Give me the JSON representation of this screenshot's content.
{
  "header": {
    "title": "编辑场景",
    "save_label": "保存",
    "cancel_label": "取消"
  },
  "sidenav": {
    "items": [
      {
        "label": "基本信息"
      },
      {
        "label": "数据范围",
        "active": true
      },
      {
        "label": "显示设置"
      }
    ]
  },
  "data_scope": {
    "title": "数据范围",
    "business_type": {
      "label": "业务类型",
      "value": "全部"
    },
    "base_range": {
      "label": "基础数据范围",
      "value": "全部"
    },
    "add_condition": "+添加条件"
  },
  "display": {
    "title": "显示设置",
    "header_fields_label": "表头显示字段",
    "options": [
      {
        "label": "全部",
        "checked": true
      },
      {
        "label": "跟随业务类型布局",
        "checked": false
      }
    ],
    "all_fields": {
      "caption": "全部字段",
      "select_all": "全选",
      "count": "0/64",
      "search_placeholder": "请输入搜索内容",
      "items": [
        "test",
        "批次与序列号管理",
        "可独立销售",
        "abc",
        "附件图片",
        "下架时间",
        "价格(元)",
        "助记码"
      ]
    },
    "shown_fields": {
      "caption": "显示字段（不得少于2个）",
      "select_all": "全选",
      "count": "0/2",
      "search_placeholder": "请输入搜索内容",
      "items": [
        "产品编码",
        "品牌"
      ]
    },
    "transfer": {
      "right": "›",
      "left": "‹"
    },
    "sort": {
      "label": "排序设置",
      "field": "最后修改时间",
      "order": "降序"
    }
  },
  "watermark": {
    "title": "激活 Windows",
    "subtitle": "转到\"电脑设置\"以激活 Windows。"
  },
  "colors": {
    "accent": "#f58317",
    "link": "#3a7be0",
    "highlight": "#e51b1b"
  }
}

--------------------

# Goal
All of the entries above need to be reproduced exactly.

# Written solution
Give me the JSON representation of this screenshot's content.
{
  "header": {
    "title": "编辑场景",
    "save_label": "保存",
    "cancel_label": "取消"
  },
  "sidenav": {
    "items": [
      {
        "label": "基本信息"
      },
      {
        "label": "数据范围",
        "active": true
      },
      {
        "label": "显示设置"
      }
    ]
  },
  "data_scope": {
    "title": "数据范围",
    "business_type": {
      "label": "业务类型",
      "value": "全部"
    },
    "base_range": {
      "label": "基础数据范围",
      "value": "全部"
    },
    "add_condition": "+添加条件"
  },
  "display": {
    "title": "显示设置",
    "header_fields_label": "表头显示字段",
    "options": [
      {
        "label": "全部",
        "checked": true
      },
      {
        "label": "跟随业务类型布局",
        "checked": false
      }
    ],
    "all_fields": {
      "caption": "全部字段",
      "select_all": "全选",
      "count": "0/64",
      "search_placeholder": "请输入搜索内容",
      "items": [
        "test",
        "批次与序列号管理",
        "可独立销售",
        "abc",
        "附件图片",
        "下架时间",
        "价格(元)",
        "助记码"
      ]
    },
    "shown_fields": {
      "caption": "显示字段（不得少于2个）",
      "select_all": "全选",
      "count": "0/2",
      "search_placeholder": "请输入搜索内容",
      "items": [
        "产品编码",
        "品牌"
      ]
    },
    "transfer": {
      "right": "›",
      "left": "‹"
    },
    "sort": {
      "label": "排序设置",
      "field": "最后修改时间",
      "order": "降序"
    }
  },
  "watermark": {
    "title": "激活 Windows",
    "subtitle": "转到\"电脑设置\"以激活 Windows。"
  },
  "colors": {
    "accent": "#f58317",
    "link": "#3a7be0",
    "highlight": "#e51b1b"
  }
}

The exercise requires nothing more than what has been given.